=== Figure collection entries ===
_____
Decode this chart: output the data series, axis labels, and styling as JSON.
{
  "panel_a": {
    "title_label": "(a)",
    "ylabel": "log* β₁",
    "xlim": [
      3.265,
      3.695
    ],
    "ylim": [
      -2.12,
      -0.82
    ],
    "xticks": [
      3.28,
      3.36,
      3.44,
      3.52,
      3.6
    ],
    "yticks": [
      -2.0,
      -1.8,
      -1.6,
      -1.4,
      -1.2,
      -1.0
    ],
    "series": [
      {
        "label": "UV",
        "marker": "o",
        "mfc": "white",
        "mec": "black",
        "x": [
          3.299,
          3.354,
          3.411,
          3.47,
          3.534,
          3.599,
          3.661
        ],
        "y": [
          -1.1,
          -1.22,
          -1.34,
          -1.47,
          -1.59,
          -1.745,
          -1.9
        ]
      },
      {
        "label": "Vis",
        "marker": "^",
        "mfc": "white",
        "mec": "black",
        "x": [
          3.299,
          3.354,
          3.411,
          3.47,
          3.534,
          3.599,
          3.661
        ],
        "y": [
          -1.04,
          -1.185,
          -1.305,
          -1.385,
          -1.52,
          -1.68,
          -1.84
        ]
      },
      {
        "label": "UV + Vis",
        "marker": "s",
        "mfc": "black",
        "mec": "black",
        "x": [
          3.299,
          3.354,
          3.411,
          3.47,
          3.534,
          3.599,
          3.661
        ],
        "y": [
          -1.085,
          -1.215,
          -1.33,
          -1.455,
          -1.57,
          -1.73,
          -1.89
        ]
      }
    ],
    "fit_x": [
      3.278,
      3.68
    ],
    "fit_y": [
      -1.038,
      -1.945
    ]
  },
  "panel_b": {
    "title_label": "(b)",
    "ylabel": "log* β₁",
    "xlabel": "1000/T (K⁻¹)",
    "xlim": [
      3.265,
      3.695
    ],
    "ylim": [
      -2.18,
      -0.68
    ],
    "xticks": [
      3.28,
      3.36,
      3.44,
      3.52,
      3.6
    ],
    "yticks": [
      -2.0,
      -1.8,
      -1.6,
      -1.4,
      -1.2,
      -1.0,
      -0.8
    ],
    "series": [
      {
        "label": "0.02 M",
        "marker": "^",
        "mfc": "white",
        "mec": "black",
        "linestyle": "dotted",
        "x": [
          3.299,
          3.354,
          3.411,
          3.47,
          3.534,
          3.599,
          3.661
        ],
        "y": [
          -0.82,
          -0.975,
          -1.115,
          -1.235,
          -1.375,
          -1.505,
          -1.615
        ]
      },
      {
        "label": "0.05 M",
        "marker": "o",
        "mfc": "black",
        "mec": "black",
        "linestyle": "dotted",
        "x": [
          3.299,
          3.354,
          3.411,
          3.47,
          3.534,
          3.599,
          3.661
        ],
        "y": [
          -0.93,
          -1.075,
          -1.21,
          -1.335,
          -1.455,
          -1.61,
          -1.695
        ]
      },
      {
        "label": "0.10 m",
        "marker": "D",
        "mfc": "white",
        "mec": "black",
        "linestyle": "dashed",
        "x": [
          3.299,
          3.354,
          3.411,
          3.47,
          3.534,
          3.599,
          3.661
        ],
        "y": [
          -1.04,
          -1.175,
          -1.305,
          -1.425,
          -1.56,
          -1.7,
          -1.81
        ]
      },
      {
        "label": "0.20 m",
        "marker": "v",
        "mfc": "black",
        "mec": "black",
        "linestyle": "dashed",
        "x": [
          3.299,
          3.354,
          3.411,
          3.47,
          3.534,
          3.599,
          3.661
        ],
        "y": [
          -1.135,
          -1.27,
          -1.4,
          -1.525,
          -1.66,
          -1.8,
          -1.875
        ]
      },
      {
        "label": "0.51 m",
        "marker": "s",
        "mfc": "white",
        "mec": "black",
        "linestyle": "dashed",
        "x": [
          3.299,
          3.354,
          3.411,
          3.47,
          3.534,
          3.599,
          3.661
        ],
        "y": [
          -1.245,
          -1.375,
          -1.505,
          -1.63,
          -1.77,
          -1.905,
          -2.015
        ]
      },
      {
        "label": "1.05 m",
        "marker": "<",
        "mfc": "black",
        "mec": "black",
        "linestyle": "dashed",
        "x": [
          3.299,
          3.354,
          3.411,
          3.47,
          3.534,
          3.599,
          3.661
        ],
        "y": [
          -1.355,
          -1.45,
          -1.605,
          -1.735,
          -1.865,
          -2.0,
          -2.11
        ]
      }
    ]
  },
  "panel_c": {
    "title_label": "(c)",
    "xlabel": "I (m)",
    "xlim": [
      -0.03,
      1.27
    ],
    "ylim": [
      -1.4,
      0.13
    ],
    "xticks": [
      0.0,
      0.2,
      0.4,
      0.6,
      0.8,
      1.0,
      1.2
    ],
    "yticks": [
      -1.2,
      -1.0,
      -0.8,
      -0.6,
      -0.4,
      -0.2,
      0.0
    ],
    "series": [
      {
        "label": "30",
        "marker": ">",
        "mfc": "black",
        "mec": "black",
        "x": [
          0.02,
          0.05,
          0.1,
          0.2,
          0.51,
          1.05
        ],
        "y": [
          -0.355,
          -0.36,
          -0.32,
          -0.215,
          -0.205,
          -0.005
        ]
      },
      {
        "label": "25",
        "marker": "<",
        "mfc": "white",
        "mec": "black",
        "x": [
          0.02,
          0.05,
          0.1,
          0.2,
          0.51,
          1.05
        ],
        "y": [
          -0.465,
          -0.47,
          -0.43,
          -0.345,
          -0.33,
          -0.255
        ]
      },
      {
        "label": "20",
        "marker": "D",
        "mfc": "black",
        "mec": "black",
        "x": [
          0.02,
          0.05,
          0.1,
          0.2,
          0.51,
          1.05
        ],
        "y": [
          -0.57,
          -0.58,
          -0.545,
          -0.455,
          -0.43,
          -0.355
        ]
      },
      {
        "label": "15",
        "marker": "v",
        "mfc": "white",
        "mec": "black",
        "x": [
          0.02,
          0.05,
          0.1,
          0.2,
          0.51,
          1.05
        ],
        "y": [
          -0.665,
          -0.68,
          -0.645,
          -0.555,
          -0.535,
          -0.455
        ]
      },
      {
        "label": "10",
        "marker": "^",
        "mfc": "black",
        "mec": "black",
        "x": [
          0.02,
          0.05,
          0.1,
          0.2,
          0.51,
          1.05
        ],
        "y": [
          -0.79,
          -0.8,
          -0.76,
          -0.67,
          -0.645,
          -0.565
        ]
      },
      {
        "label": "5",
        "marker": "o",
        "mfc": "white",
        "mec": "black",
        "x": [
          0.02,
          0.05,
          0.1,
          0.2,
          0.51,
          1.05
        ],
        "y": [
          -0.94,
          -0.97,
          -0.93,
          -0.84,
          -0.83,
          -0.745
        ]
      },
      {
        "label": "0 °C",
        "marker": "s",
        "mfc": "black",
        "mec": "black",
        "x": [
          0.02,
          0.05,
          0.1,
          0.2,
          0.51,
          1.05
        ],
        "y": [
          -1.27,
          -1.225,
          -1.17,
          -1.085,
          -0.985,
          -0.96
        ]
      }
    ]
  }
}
_____
Give an exact copy of all the data shown above.

=== COMPLETED EXERCISE ===
Decode this chart: output the data series, axis labels, and styling as JSON.
{
  "panel_a": {
    "title_label": "(a)",
    "ylabel": "log* β₁",
    "xlim": [
      3.265,
      3.695
    ],
    "ylim": [
      -2.12,
      -0.82
    ],
    "xticks": [
      3.28,
      3.36,
      3.44,
      3.52,
      3.6
    ],
    "yticks": [
      -2.0,
      -1.8,
      -1.6,
      -1.4,
      -1.2,
      -1.0
    ],
    "series": [
      {
        "label": "UV",
        "marker": "o",
        "mfc": "white",
        "mec": "black",
        "x": [
          3.299,
          3.354,
          3.411,
          3.47,
          3.534,
          3.599,
          3.661
        ],
        "y": [
          -1.1,
          -1.22,
          -1.34,
          -1.47,
          -1.59,
          -1.745,
          -1.9
        ]
      },
      {
        "label": "Vis",
        "marker": "^",
        "mfc": "white",
        "mec": "black",
        "x": [
          3.299,
          3.354,
          3.411,
          3.47,
          3.534,
          3.599,
          3.661
        ],
        "y": [
          -1.04,
          -1.185,
          -1.305,
          -1.385,
          -1.52,
          -1.68,
          -1.84
        ]
      },
      {
        "label": "UV + Vis",
        "marker": "s",
        "mfc": "black",
        "mec": "black",
        "x": [
          3.299,
          3.354,
          3.411,
          3.47,
          3.534,
          3.599,
          3.661
        ],
        "y": [
          -1.085,
          -1.215,
          -1.33,
          -1.455,
          -1.57,
          -1.73,
          -1.89
        ]
      }
    ],
    "fit_x": [
      3.278,
      3.68
    ],
    "fit_y": [
      -1.038,
      -1.945
    ]
  },
  "panel_b": {
    "title_label": "(b)",
    "ylabel": "log* β₁",
    "xlabel": "1000/T (K⁻¹)",
    "xlim": [
      3.265,
      3.695
    ],
    "ylim": [
      -2.18,
      -0.68
    ],
    "xticks": [
      3.28,
      3.36,
      3.44,
      3.52,
      3.6
    ],
    "yticks": [
      -2.0,
      -1.8,
      -1.6,
      -1.4,
      -1.2,
      -1.0,
      -0.8
    ],
    "series": [
      {
        "label": "0.02 M",
        "marker": "^",
        "mfc": "white",
        "mec": "black",
        "linestyle": "dotted",
        "x": [
          3.299,
          3.354,
          3.411,
          3.47,
          3.534,
          3.599,
          3.661
        ],
        "y": [
          -0.82,
          -0.975,
          -1.115,
          -1.235,
          -1.375,
          -1.505,
          -1.615
        ]
      },
      {
        "label": "0.05 M",
        "marker": "o",
        "mfc": "black",
        "mec": "black",
        "linestyle": "dotted",
        "x": [
          3.299,
          3.354,
          3.411,
          3.47,
          3.534,
          3.599,
          3.661
        ],
        "y": [
          -0.93,
          -1.075,
          -1.21,
          -1.335,
          -1.455,
          -1.61,
          -1.695
        ]
      },
      {
        "label": "0.10 m",
        "marker": "D",
        "mfc": "white",
        "mec": "black",
        "linestyle": "dashed",
        "x": [
          3.299,
          3.354,
          3.411,
          3.47,
          3.534,
          3.599,
          3.661
        ],
        "y": [
          -1.04,
          -1.175,
          -1.305,
          -1.425,
          -1.56,
          -1.7,
          -1.81
        ]
      },
      {
        "label": "0.20 m",
        "marker": "v",
        "mfc": "black",
        "mec": "black",
        "linestyle": "dashed",
        "x": [
          3.299,
          3.354,
          3.411,
          3.47,
          3.534,
          3.599,
          3.661
        ],
        "y": [
          -1.135,
          -1.27,
          -1.4,
          -1.525,
          -1.66,
          -1.8,
          -1.875
        ]
      },
      {
        "label": "0.51 m",
        "marker": "s",
        "mfc": "white",
        "mec": "black",
        "linestyle": "dashed",
        "x": [
          3.299,
          3.354,
          3.411,
          3.47,
          3.534,
          3.599,
          3.661
        ],
        "y": [
          -1.245,
          -1.375,
          -1.505,
          -1.63,
          -1.77,
          -1.905,
          -2.015
        ]
      },
      {
        "label": "1.05 m",
        "marker": "<",
        "mfc": "black",
        "mec": "black",
        "linestyle": "dashed",
        "x": [
          3.299,
          3.354,
          3.411,
          3.47,
          3.534,
          3.599,
          3.661
        ],
        "y": [
          -1.355,
          -1.45,
          -1.605,
          -1.735,
          -1.865,
          -2.0,
          -2.11
        ]
      }
    ]
  },
  "panel_c": {
    "title_label": "(c)",
    "xlabel": "I (m)",
    "xlim": [
      -0.03,
      1.27
    ],
    "ylim": [
      -1.4,
      0.13
    ],
    "xticks": [
      0.0,
      0.2,
      0.4,
      0.6,
      0.8,
      1.0,
      1.2
    ],
    "yticks": [
      -1.2,
      -1.0,
      -0.8,
      -0.6,
      -0.4,
      -0.2,
      0.0
    ],
    "series": [
      {
        "label": "30",
        "marker": ">",
        "mfc": "black",
        "mec": "black",
        "x": [
          0.02,
          0.05,
          0.1,
          0.2,
          0.51,
          1.05
        ],
        "y": [
          -0.355,
          -0.36,
          -0.32,
          -0.215,
          -0.205,
          -0.005
        ]
      },
      {
        "label": "25",
        "marker": "<",
        "mfc": "white",
        "mec": "black",
        "x": [
          0.02,
          0.05,
          0.1,
          0.2,
          0.51,
          1.05
        ],
        "y": [
          -0.465,
          -0.47,
          -0.43,
          -0.345,
          -0.33,
          -0.255
        ]
      },
      {
        "label": "20",
        "marker": "D",
        "mfc": "black",
        "mec": "black",
        "x": [
          0.02,
          0.05,
          0.1,
          0.2,
          0.51,
          1.05
        ],
        "y": [
          -0.57,
          -0.58,
          -0.545,
          -0.455,
          -0.43,
          -0.355
        ]
      },
      {
        "label": "15",
        "marker": "v",
        "mfc": "white",
        "mec": "black",
        "x": [
          0.02,
          0.05,
          0.1,
          0.2,
          0.51,
          1.05
        ],
        "y": [
          -0.665,
          -0.68,
          -0.645,
          -0.555,
          -0.535,
          -0.455
        ]
      },
      {
        "label": "10",
        "marker": "^",
        "mfc": "black",
        "mec": "black",
        "x": [
          0.02,
          0.05,
          0.1,
          0.2,
          0.51,
          1.05
        ],
        "y": [
          -0.79,
          -0.8,
          -0.76,
          -0.67,
          -0.645,
          -0.565
        ]
      },
      {
        "label": "5",
        "marker": "o",
        "mfc": "white",
        "mec": "black",
        "x": [
          0.02,
          0.05,
          0.1,
          0.2,
          0.51,
          1.05
        ],
        "y": [
          -0.94,
          -0.97,
          -0.93,
          -0.84,
          -0.83,
          -0.745
        ]
      },
      {
        "label": "0 °C",
        "marker": "s",
        "mfc": "black",
        "mec": "black",
        "x": [
          0.02,
          0.05,
          0.1,
          0.2,
          0.51,
          1.05
        ],
        "y": [
          -1.27,
          -1.225,
          -1.17,
          -1.085,
          -0.985,
          -0.96
        ]
      }
    ]
  }
}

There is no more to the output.